▶ [Objectives]:
1. Translate this sentence from the passage on the starting device into Spanish: "The starting device 10 is provided with the battery 32 that supplies power to the controller 30, the electromagnetic valve 23, the first on-position detection member 25, and the second on-position detection member 26."
2. Carry on the passage on the starting device, picking up after its final sentence.

▶ [Text passage]:
** begin **

Finally, by the starting valve 11 being turned on, a driving
operation is performed by the main body 2.
The stroke extension length between the on-position and the off
position of the second actuation portion 14 is set to be
approximately equal to the stroke extension length between the
on-position and the off-position of the first actuation portion 13.
Because of this configuration, as shown in FIGS. 3 and 4, in a case
where both the first actuation portion 13 and the second actuation
portion 14 are positioned in the off-position, the tip end of the
first actuation portion 13 and the tip end of the second actuation
portion 14 are separated by a substantially equal space with
respect to the first idler 15 and the second idler 16 in the
vertical direction, wherein both of the idlers are disposed side by
side and rotatably supported around the support shaft 17.
The starting device 10 is provided with the battery 32 that
supplies power to the controller 30, the electromagnetic valve 23,
the first on-position detection member 25, and the second
on-position detection member 26. When the mode selector lever 7 is
switched to the second mode position, the mode selector switch 31
is turned on so as to supply power from the battery 32 to the
controller 30, the first on-position detection member 25, and the
second on-position detection member 26. Furthermore, in the lever's
second mode position, under a predetermined condition, power can be
supplied from the battery 32 to the electromagnetic valve 23. In
contrast, when the mode selector lever 7 is switched to the first
mode position, the mode selector switch 31 is turned off and power
supply from the battery 32 to the controller 30, the
electromagnetic valve 23, the first on-position detection member
25, and the second on-position detection member 26 is shut off.
Because of this configuration, in the first mode, the on-and-off
operation of the starting valve 11 can be mechanically controlled
only by the first actuation portion 13 of the contact arm 6.
Furthermore, in the first mode, the on-position of the first
actuation portion 13 is not detected by the first on-position
detection member 25 and the on-position of the trigger 12 is not
detected by the second on-position detection member 26. In the
first mode, the electromagnetic valve 23 is in a stopped state
because power supply is shut off, and thus the second actuation
portion 14 is not activated and is held in the off-position that is
shown in FIG. 4.

** end **

(Records)
** begin **

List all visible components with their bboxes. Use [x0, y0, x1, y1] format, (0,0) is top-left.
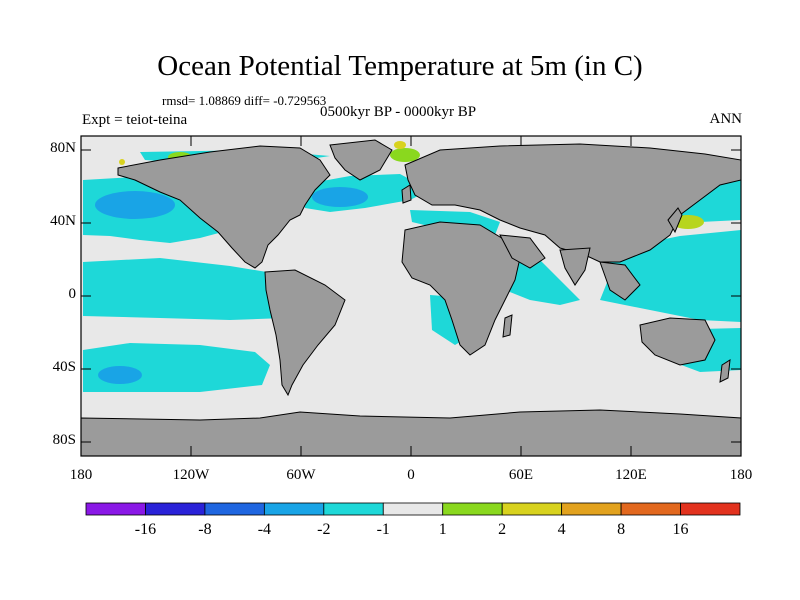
colorbar-swatch — [442, 502, 503, 516]
south-pacific-strong-cool — [98, 366, 142, 384]
svalbard-warm-patch — [394, 141, 406, 149]
colorbar-label: -1 — [376, 521, 390, 538]
y-tick-40n: 40N — [50, 213, 76, 229]
australia — [639, 317, 716, 366]
colorbar — [85, 502, 741, 516]
colorbar-swatch — [501, 502, 563, 516]
period-label: 0500kyr BP - 0000kyr BP — [320, 104, 477, 120]
new-zealand — [719, 359, 731, 383]
axis-ticks — [80, 136, 742, 456]
experiment-label: Expt = teiot-teina — [82, 112, 188, 128]
north-pacific-strong-cool — [95, 191, 175, 219]
strong-cool-regions — [95, 187, 368, 384]
uk — [401, 184, 412, 204]
land-masses — [80, 139, 742, 457]
arabia — [499, 234, 546, 269]
colorbar-label: -4 — [257, 521, 272, 538]
colorbar-label: 16 — [672, 521, 689, 538]
x-tick-60w: 60W — [286, 467, 316, 483]
colorbar-label: 1 — [438, 521, 447, 538]
colorbar-label: -8 — [198, 521, 212, 538]
europe-asia — [404, 143, 742, 263]
colorbar-swatch — [680, 502, 741, 516]
colorbar-label: -16 — [134, 521, 157, 538]
colorbar-label: 8 — [617, 521, 626, 538]
y-tick-0: 0 — [68, 286, 77, 302]
y-tick-80s: 80S — [52, 432, 76, 448]
bering-warm-dot — [119, 159, 125, 165]
colorbar-label: -2 — [317, 521, 331, 538]
colorbar-label: 4 — [557, 521, 566, 538]
colorbar-swatch — [323, 502, 384, 516]
colorbar-swatch — [145, 502, 206, 516]
south-america — [264, 269, 346, 397]
colorbar-swatch — [561, 502, 622, 516]
africa — [401, 221, 521, 356]
colorbar-swatch — [382, 502, 444, 516]
colorbar-swatch — [204, 502, 265, 516]
japan — [667, 207, 683, 234]
madagascar — [502, 314, 513, 338]
x-tick-120e: 120E — [615, 467, 647, 483]
greenland — [329, 139, 393, 181]
colorbar-swatch — [263, 502, 325, 516]
x-tick-180-right: 180 — [729, 467, 753, 483]
colorbar-swatch — [85, 502, 146, 516]
y-tick-40s: 40S — [52, 359, 76, 375]
x-tick-60e: 60E — [508, 467, 534, 483]
barents-warm-patch — [390, 148, 420, 162]
season-label: ANN — [709, 111, 743, 127]
north-atlantic-strong-cool — [312, 187, 368, 207]
stats-text: rmsd= 1.08869 diff= -0.729563 — [162, 93, 327, 108]
india — [559, 247, 591, 286]
north-america — [117, 145, 331, 269]
southeast-asia — [599, 261, 641, 301]
x-tick-120w: 120W — [172, 467, 210, 483]
x-tick-0: 0 — [407, 467, 415, 483]
tropical-pacific-cool — [83, 258, 285, 320]
colorbar-label: 2 — [498, 521, 507, 538]
y-tick-80n: 80N — [50, 140, 76, 156]
plot-title: Ocean Potential Temperature at 5m (in C) — [157, 50, 643, 82]
colorbar-swatch — [620, 502, 681, 516]
x-tick-180-left: 180 — [69, 467, 93, 483]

** end **

▶ [Results for each task]:
1. El dispositivo de arranque 10 está provisto de la batería 32, que suministra energía al controlador 30, a la válvula electromagnética 23, al primer elemento de detección de posición de encendido 25 y al segundo elemento de detección de posición de encendido 26.

2.
In FIGS. 5 to 13, operating states of the starting device 10 in the
first mode and in the second mode are shown. In the following
description, operating states of the starting device 10 in the
first mode and the second mode will be explained. FIG. 5 shows an
initial state of the starting device 10, showing a non-operating
state in which the contact arm 6 is not on-operated and the trigger
12 is not pull-operated. The initial state of the first mode is
common to that of the second mode except the position of the mode
selector lever 7 (refer to FIG. 1). Thus, FIG. 5 shows the initial
state of both modes.
At first, a case where the mode selector lever 7 is switched to the
first mode position will be described. In FIGS. 5 to 9 that show
the first mode, the second actuation portion 14, the first
on-position detection portion 25, the second on-position detection
portion 26, and the detection portion 6c, which function only in
the second mode, are not shown. FIG. 6 shows that in the first
mode, the trigger 12 is first pull-operated from the initial state
shown in FIG. 5. In this state, as shown in the figure, the first
idler 15 and the second idler 16 are pushed downwards by a
downwards biased spring force of the valve stem 11a. As a result,
each of the tilted tip ends of the idlers is tilted in a direction
to move in the downward direction (leftwards in the figure).
Because of this configuration, as shown in FIG. 7, even when the
first actuation portion 13 is moved upwards, or in the right
direction as viewed in the figure, by the on-operation of the
contact arm 6, after the trigger is pull-operated as shown in FIG.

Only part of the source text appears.